[start of Dataset records]

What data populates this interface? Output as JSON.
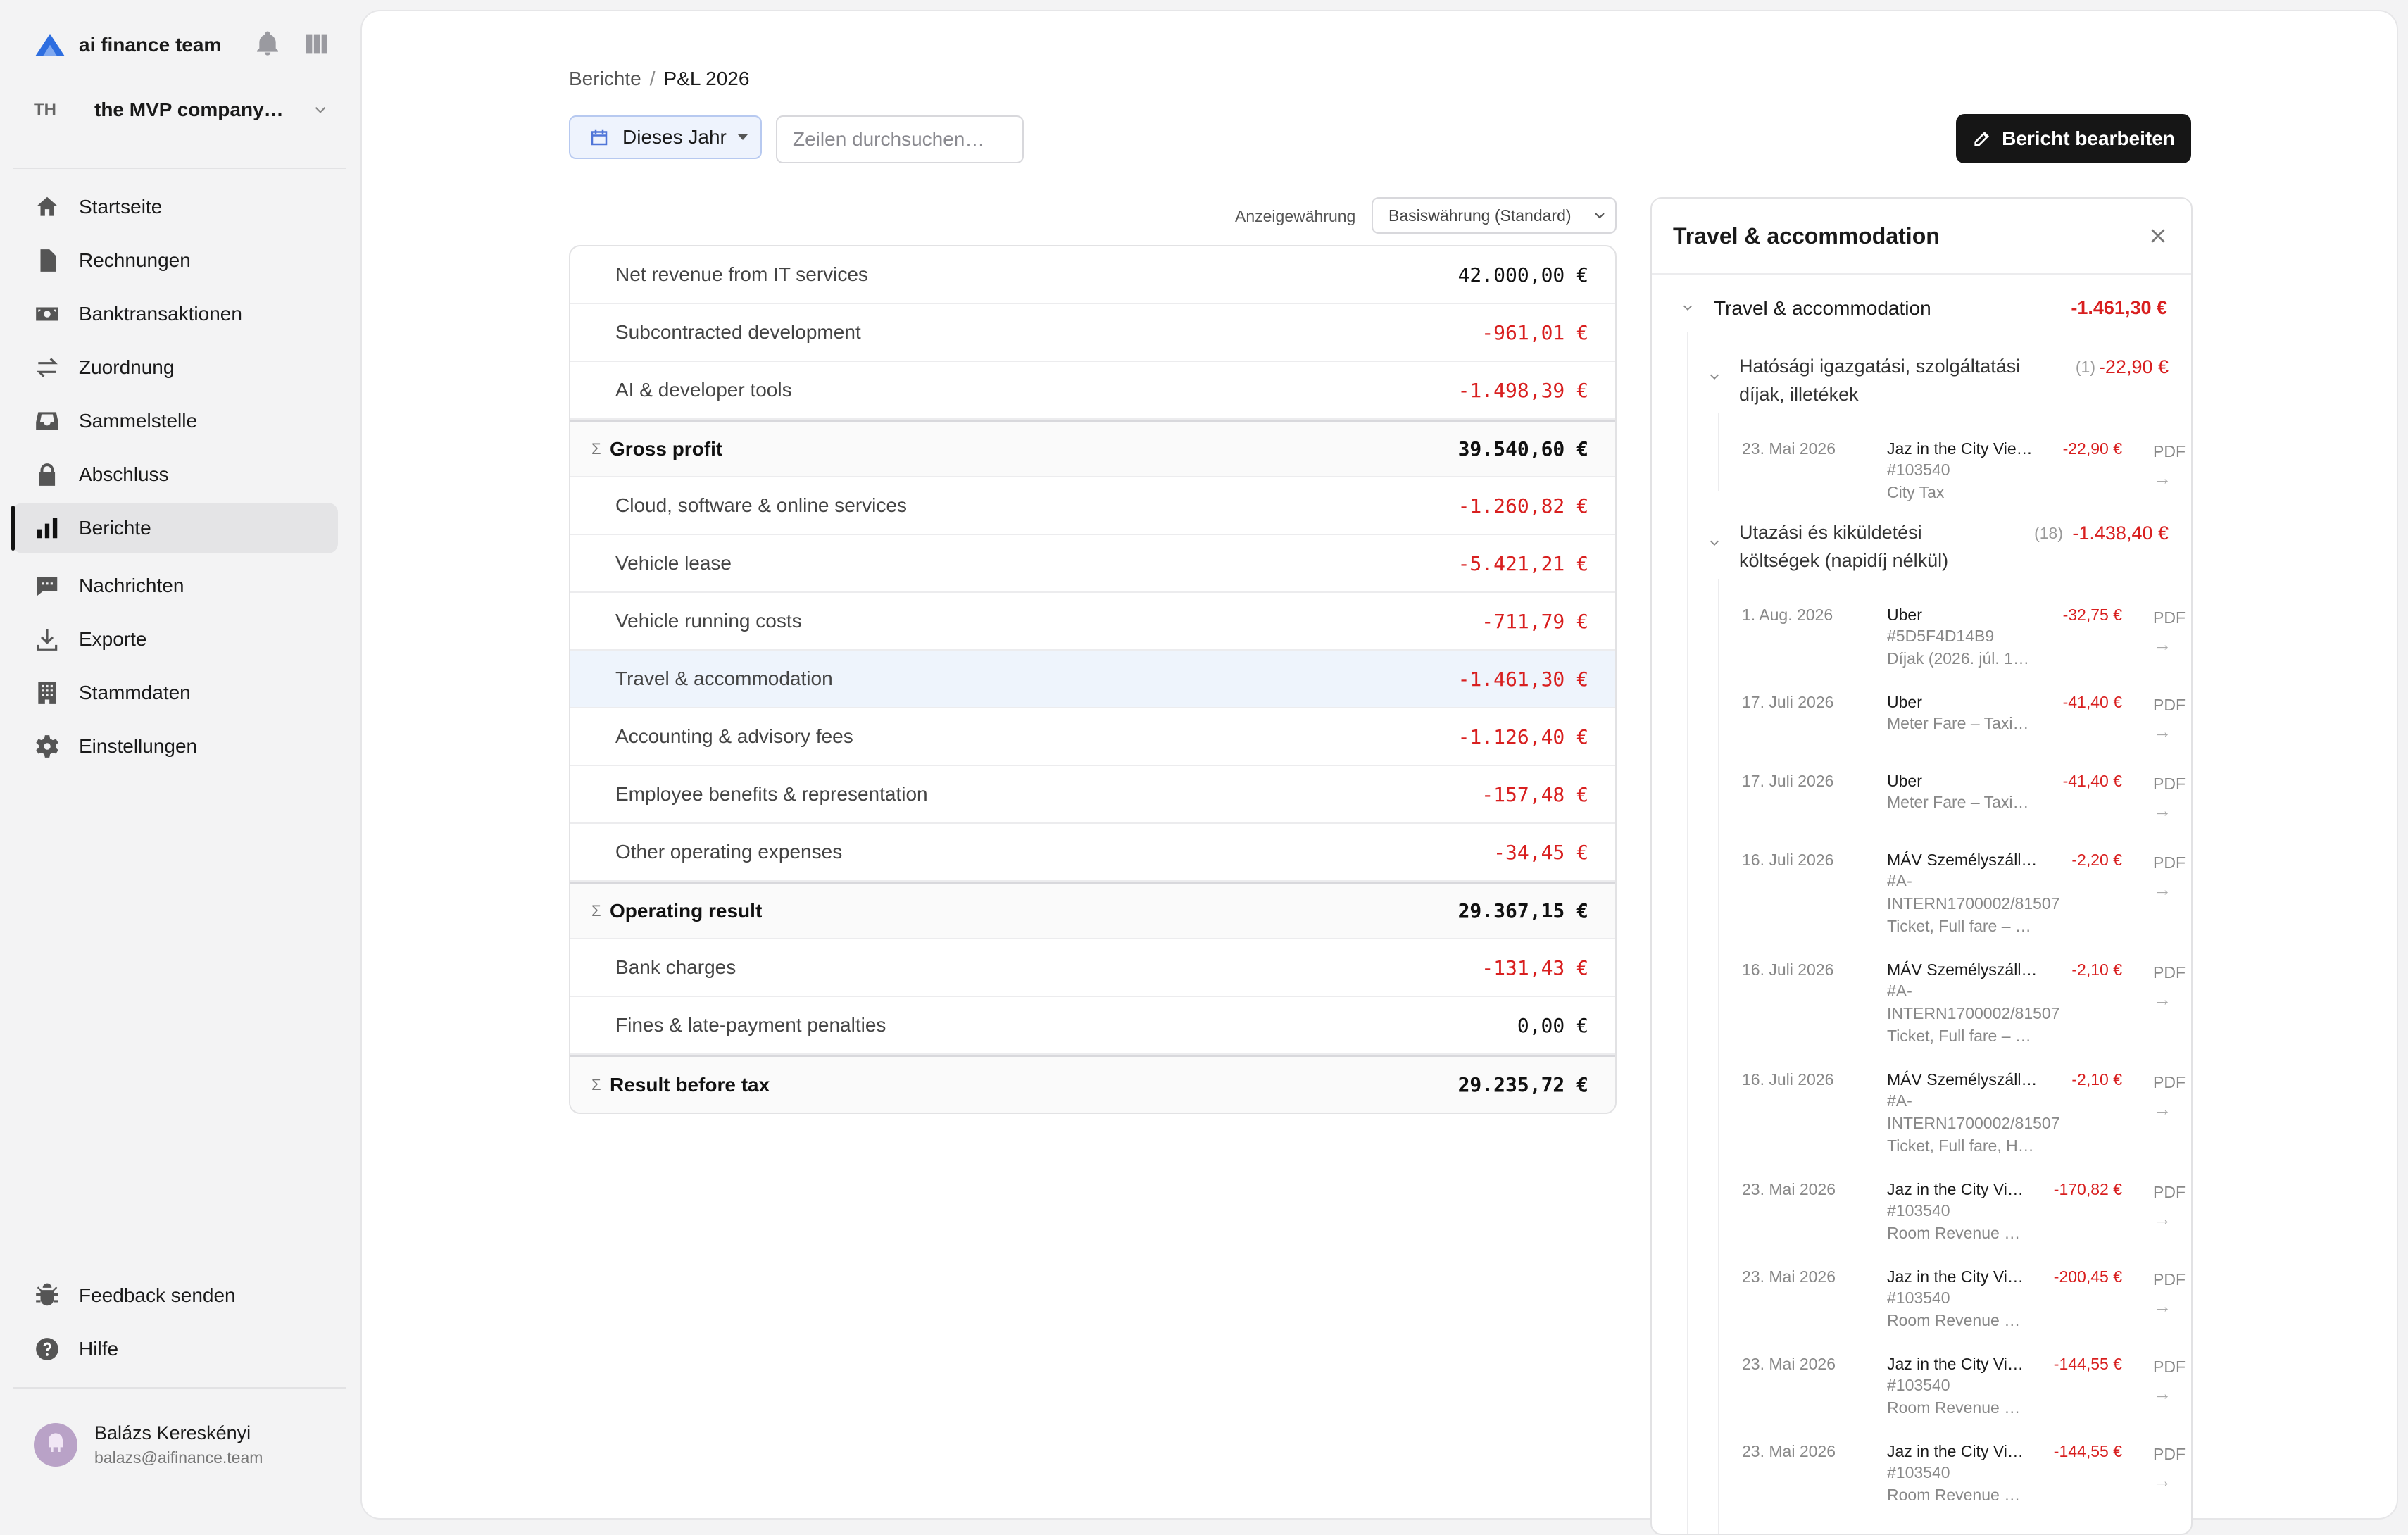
{
  "workspace": {
    "name": "ai finance team"
  },
  "company": {
    "initials": "TH",
    "name": "the MVP company…"
  },
  "nav": {
    "items": [
      {
        "label": "Startseite",
        "icon": "home-icon"
      },
      {
        "label": "Rechnungen",
        "icon": "document-icon"
      },
      {
        "label": "Banktransaktionen",
        "icon": "banknote-icon"
      },
      {
        "label": "Zuordnung",
        "icon": "arrows-swap-icon"
      },
      {
        "label": "Sammelstelle",
        "icon": "inbox-icon"
      },
      {
        "label": "Abschluss",
        "icon": "lock-icon"
      },
      {
        "label": "Berichte",
        "icon": "bar-chart-icon",
        "active": true
      },
      {
        "label": "Nachrichten",
        "icon": "chat-icon"
      },
      {
        "label": "Exporte",
        "icon": "download-icon"
      },
      {
        "label": "Stammdaten",
        "icon": "building-icon"
      },
      {
        "label": "Einstellungen",
        "icon": "gear-icon"
      }
    ],
    "bottom": [
      {
        "label": "Feedback senden",
        "icon": "bug-icon"
      },
      {
        "label": "Hilfe",
        "icon": "help-icon"
      }
    ]
  },
  "user": {
    "name": "Balázs Kereskényi",
    "email": "balazs@aifinance.team"
  },
  "breadcrumb": {
    "parent": "Berichte",
    "separator": "/",
    "current": "P&L 2026"
  },
  "toolbar": {
    "period_label": "Dieses Jahr",
    "search_placeholder": "Zeilen durchsuchen…",
    "edit_label": "Bericht bearbeiten"
  },
  "currency": {
    "label": "Anzeigewährung",
    "selected": "Basiswährung (Standard)"
  },
  "pl_rows": [
    {
      "label": "Net revenue from IT services",
      "value": "42.000,00 €",
      "kind": "pos"
    },
    {
      "label": "Subcontracted development",
      "value": "-961,01 €",
      "kind": "neg"
    },
    {
      "label": "AI & developer tools",
      "value": "-1.498,39 €",
      "kind": "neg"
    },
    {
      "label": "Gross profit",
      "value": "39.540,60 €",
      "kind": "sum",
      "sigma": "Σ"
    },
    {
      "label": "Cloud, software & online services",
      "value": "-1.260,82 €",
      "kind": "neg"
    },
    {
      "label": "Vehicle lease",
      "value": "-5.421,21 €",
      "kind": "neg"
    },
    {
      "label": "Vehicle running costs",
      "value": "-711,79 €",
      "kind": "neg"
    },
    {
      "label": "Travel & accommodation",
      "value": "-1.461,30 €",
      "kind": "neg",
      "highlight": true
    },
    {
      "label": "Accounting & advisory fees",
      "value": "-1.126,40 €",
      "kind": "neg"
    },
    {
      "label": "Employee benefits & representation",
      "value": "-157,48 €",
      "kind": "neg"
    },
    {
      "label": "Other operating expenses",
      "value": "-34,45 €",
      "kind": "neg"
    },
    {
      "label": "Operating result",
      "value": "29.367,15 €",
      "kind": "sum",
      "sigma": "Σ"
    },
    {
      "label": "Bank charges",
      "value": "-131,43 €",
      "kind": "neg"
    },
    {
      "label": "Fines & late-payment penalties",
      "value": "0,00 €",
      "kind": "pos"
    },
    {
      "label": "Result before tax",
      "value": "29.235,72 €",
      "kind": "sum",
      "sigma": "Σ"
    }
  ],
  "detail": {
    "title": "Travel & accommodation",
    "root": {
      "label": "Travel & accommodation",
      "amount": "-1.461,30 €"
    },
    "groups": [
      {
        "label_line1": "Hatósági igazgatási, szolgáltatási",
        "label_line2": "díjak, illetékek",
        "count": "(1)",
        "amount": "-22,90 €",
        "transactions": [
          {
            "date": "23. Mai 2026",
            "title": "Jaz in the City Vie…",
            "lines": [
              "#103540",
              "City Tax"
            ],
            "amount": "-22,90 €"
          }
        ]
      },
      {
        "label_line1": "Utazási és kiküldetési",
        "label_line2": "költségek (napidíj nélkül)",
        "count": "(18)",
        "amount": "-1.438,40 €",
        "transactions": [
          {
            "date": "1. Aug. 2026",
            "title": "Uber",
            "lines": [
              "#5D5F4D14B9",
              "Díjak (2026. júl. 1…"
            ],
            "amount": "-32,75 €"
          },
          {
            "date": "17. Juli 2026",
            "title": "Uber",
            "lines": [
              "Meter Fare – Taxi…"
            ],
            "amount": "-41,40 €"
          },
          {
            "date": "17. Juli 2026",
            "title": "Uber",
            "lines": [
              "Meter Fare – Taxi…"
            ],
            "amount": "-41,40 €"
          },
          {
            "date": "16. Juli 2026",
            "title": "MÁV Személyszáll…",
            "lines": [
              "#A-",
              "INTERN1700002/81507",
              "Ticket, Full fare – …"
            ],
            "amount": "-2,20 €"
          },
          {
            "date": "16. Juli 2026",
            "title": "MÁV Személyszáll…",
            "lines": [
              "#A-",
              "INTERN1700002/81507",
              "Ticket, Full fare – …"
            ],
            "amount": "-2,10 €"
          },
          {
            "date": "16. Juli 2026",
            "title": "MÁV Személyszáll…",
            "lines": [
              "#A-",
              "INTERN1700002/81507",
              "Ticket, Full fare, H…"
            ],
            "amount": "-2,10 €"
          },
          {
            "date": "23. Mai 2026",
            "title": "Jaz in the City Vi…",
            "lines": [
              "#103540",
              "Room Revenue …"
            ],
            "amount": "-170,82 €"
          },
          {
            "date": "23. Mai 2026",
            "title": "Jaz in the City Vi…",
            "lines": [
              "#103540",
              "Room Revenue …"
            ],
            "amount": "-200,45 €"
          },
          {
            "date": "23. Mai 2026",
            "title": "Jaz in the City Vi…",
            "lines": [
              "#103540",
              "Room Revenue …"
            ],
            "amount": "-144,55 €"
          },
          {
            "date": "23. Mai 2026",
            "title": "Jaz in the City Vi…",
            "lines": [
              "#103540",
              "Room Revenue …"
            ],
            "amount": "-144,55 €"
          }
        ]
      }
    ],
    "pdf_label": "PDF",
    "arrow_label": "→"
  },
  "colors": {
    "accent": "#4f75d8",
    "negative": "#d81f1f",
    "dark": "#161616"
  }
}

[end of Dataset records]

__Instructions to follow__
Every line above should be returned exactly; the pictures stay out.

__Problem solution__
What data populates this interface? Output as JSON.
{
  "workspace": {
    "name": "ai finance team"
  },
  "company": {
    "initials": "TH",
    "name": "the MVP company…"
  },
  "nav": {
    "items": [
      {
        "label": "Startseite",
        "icon": "home-icon"
      },
      {
        "label": "Rechnungen",
        "icon": "document-icon"
      },
      {
        "label": "Banktransaktionen",
        "icon": "banknote-icon"
      },
      {
        "label": "Zuordnung",
        "icon": "arrows-swap-icon"
      },
      {
        "label": "Sammelstelle",
        "icon": "inbox-icon"
      },
      {
        "label": "Abschluss",
        "icon": "lock-icon"
      },
      {
        "label": "Berichte",
        "icon": "bar-chart-icon",
        "active": true
      },
      {
        "label": "Nachrichten",
        "icon": "chat-icon"
      },
      {
        "label": "Exporte",
        "icon": "download-icon"
      },
      {
        "label": "Stammdaten",
        "icon": "building-icon"
      },
      {
        "label": "Einstellungen",
        "icon": "gear-icon"
      }
    ],
    "bottom": [
      {
        "label": "Feedback senden",
        "icon": "bug-icon"
      },
      {
        "label": "Hilfe",
        "icon": "help-icon"
      }
    ]
  },
  "user": {
    "name": "Balázs Kereskényi",
    "email": "balazs@aifinance.team"
  },
  "breadcrumb": {
    "parent": "Berichte",
    "separator": "/",
    "current": "P&L 2026"
  },
  "toolbar": {
    "period_label": "Dieses Jahr",
    "search_placeholder": "Zeilen durchsuchen…",
    "edit_label": "Bericht bearbeiten"
  },
  "currency": {
    "label": "Anzeigewährung",
    "selected": "Basiswährung (Standard)"
  },
  "pl_rows": [
    {
      "label": "Net revenue from IT services",
      "value": "42.000,00 €",
      "kind": "pos"
    },
    {
      "label": "Subcontracted development",
      "value": "-961,01 €",
      "kind": "neg"
    },
    {
      "label": "AI & developer tools",
      "value": "-1.498,39 €",
      "kind": "neg"
    },
    {
      "label": "Gross profit",
      "value": "39.540,60 €",
      "kind": "sum",
      "sigma": "Σ"
    },
    {
      "label": "Cloud, software & online services",
      "value": "-1.260,82 €",
      "kind": "neg"
    },
    {
      "label": "Vehicle lease",
      "value": "-5.421,21 €",
      "kind": "neg"
    },
    {
      "label": "Vehicle running costs",
      "value": "-711,79 €",
      "kind": "neg"
    },
    {
      "label": "Travel & accommodation",
      "value": "-1.461,30 €",
      "kind": "neg",
      "highlight": true
    },
    {
      "label": "Accounting & advisory fees",
      "value": "-1.126,40 €",
      "kind": "neg"
    },
    {
      "label": "Employee benefits & representation",
      "value": "-157,48 €",
      "kind": "neg"
    },
    {
      "label": "Other operating expenses",
      "value": "-34,45 €",
      "kind": "neg"
    },
    {
      "label": "Operating result",
      "value": "29.367,15 €",
      "kind": "sum",
      "sigma": "Σ"
    },
    {
      "label": "Bank charges",
      "value": "-131,43 €",
      "kind": "neg"
    },
    {
      "label": "Fines & late-payment penalties",
      "value": "0,00 €",
      "kind": "pos"
    },
    {
      "label": "Result before tax",
      "value": "29.235,72 €",
      "kind": "sum",
      "sigma": "Σ"
    }
  ],
  "detail": {
    "title": "Travel & accommodation",
    "root": {
      "label": "Travel & accommodation",
      "amount": "-1.461,30 €"
    },
    "groups": [
      {
        "label_line1": "Hatósági igazgatási, szolgáltatási",
        "label_line2": "díjak, illetékek",
        "count": "(1)",
        "amount": "-22,90 €",
        "transactions": [
          {
            "date": "23. Mai 2026",
            "title": "Jaz in the City Vie…",
            "lines": [
              "#103540",
              "City Tax"
            ],
            "amount": "-22,90 €"
          }
        ]
      },
      {
        "label_line1": "Utazási és kiküldetési",
        "label_line2": "költségek (napidíj nélkül)",
        "count": "(18)",
        "amount": "-1.438,40 €",
        "transactions": [
          {
            "date": "1. Aug. 2026",
            "title": "Uber",
            "lines": [
              "#5D5F4D14B9",
              "Díjak (2026. júl. 1…"
            ],
            "amount": "-32,75 €"
          },
          {
            "date": "17. Juli 2026",
            "title": "Uber",
            "lines": [
              "Meter Fare – Taxi…"
            ],
            "amount": "-41,40 €"
          },
          {
            "date": "17. Juli 2026",
            "title": "Uber",
            "lines": [
              "Meter Fare – Taxi…"
            ],
            "amount": "-41,40 €"
          },
          {
            "date": "16. Juli 2026",
            "title": "MÁV Személyszáll…",
            "lines": [
              "#A-",
              "INTERN1700002/81507",
              "Ticket, Full fare – …"
            ],
            "amount": "-2,20 €"
          },
          {
            "date": "16. Juli 2026",
            "title": "MÁV Személyszáll…",
            "lines": [
              "#A-",
              "INTERN1700002/81507",
              "Ticket, Full fare – …"
            ],
            "amount": "-2,10 €"
          },
          {
            "date": "16. Juli 2026",
            "title": "MÁV Személyszáll…",
            "lines": [
              "#A-",
              "INTERN1700002/81507",
              "Ticket, Full fare, H…"
            ],
            "amount": "-2,10 €"
          },
          {
            "date": "23. Mai 2026",
            "title": "Jaz in the City Vi…",
            "lines": [
              "#103540",
              "Room Revenue …"
            ],
            "amount": "-170,82 €"
          },
          {
            "date": "23. Mai 2026",
            "title": "Jaz in the City Vi…",
            "lines": [
              "#103540",
              "Room Revenue …"
            ],
            "amount": "-200,45 €"
          },
          {
            "date": "23. Mai 2026",
            "title": "Jaz in the City Vi…",
            "lines": [
              "#103540",
              "Room Revenue …"
            ],
            "amount": "-144,55 €"
          },
          {
            "date": "23. Mai 2026",
            "title": "Jaz in the City Vi…",
            "lines": [
              "#103540",
              "Room Revenue …"
            ],
            "amount": "-144,55 €"
          }
        ]
      }
    ],
    "pdf_label": "PDF",
    "arrow_label": "→"
  },
  "colors": {
    "accent": "#4f75d8",
    "negative": "#d81f1f",
    "dark": "#161616"
  }
}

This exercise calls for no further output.